Exercise data:
::::
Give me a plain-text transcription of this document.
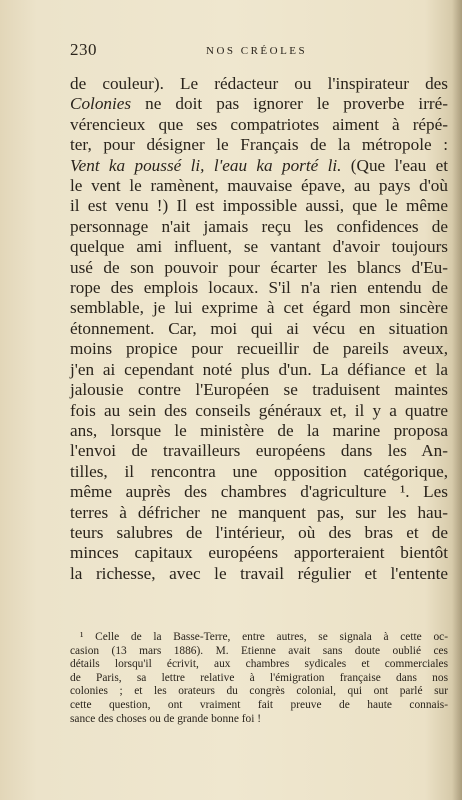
230	NOS CRÉOLES
de couleur). Le rédacteur ou l'inspirateur des
Colonies ne doit pas ignorer le proverbe irré-
vérencieux que ses compatriotes aiment à répé-
ter, pour désigner le Français de la métropole :
Vent ka poussé li, l'eau ka porté li. (Que l'eau et
le vent le ramènent, mauvaise épave, au pays d'où
il est venu !) Il est impossible aussi, que le même
personnage n'ait jamais reçu les confidences de
quelque ami influent, se vantant d'avoir toujours
usé de son pouvoir pour écarter les blancs d'Eu-
rope des emplois locaux. S'il n'a rien entendu de
semblable, je lui exprime à cet égard mon sincère
étonnement. Car, moi qui ai vécu en situation
moins propice pour recueillir de pareils aveux,
j'en ai cependant noté plus d'un. La défiance et la
jalousie contre l'Européen se traduisent maintes
fois au sein des conseils généraux et, il y a quatre
ans, lorsque le ministère de la marine proposa
l'envoi de travailleurs européens dans les An-
tilles, il rencontra une opposition catégorique,
même auprès des chambres d'agriculture ¹. Les
terres à défricher ne manquent pas, sur les hau-
teurs salubres de l'intérieur, où des bras et de
minces capitaux européens apporteraient bientôt
la richesse, avec le travail régulier et l'entente
¹ Celle de la Basse-Terre, entre autres, se signala à cette oc-
casion (13 mars 1886). M. Etienne avait sans doute oublié ces
détails lorsqu'il écrivit, aux chambres sydicales et commerciales
de Paris, sa lettre relative à l'émigration française dans nos
colonies ; et les orateurs du congrès colonial, qui ont parlé sur
cette question, ont vraiment fait preuve de haute connais-
sance des choses ou de grande bonne foi !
::::
Work to do:
From the entries above, extract every line where the word "cette" appears.

Exercise result:
¹ Celle de la Basse-Terre, entre autres, se signala à cette oc-
cette question, ont vraiment fait preuve de haute connais-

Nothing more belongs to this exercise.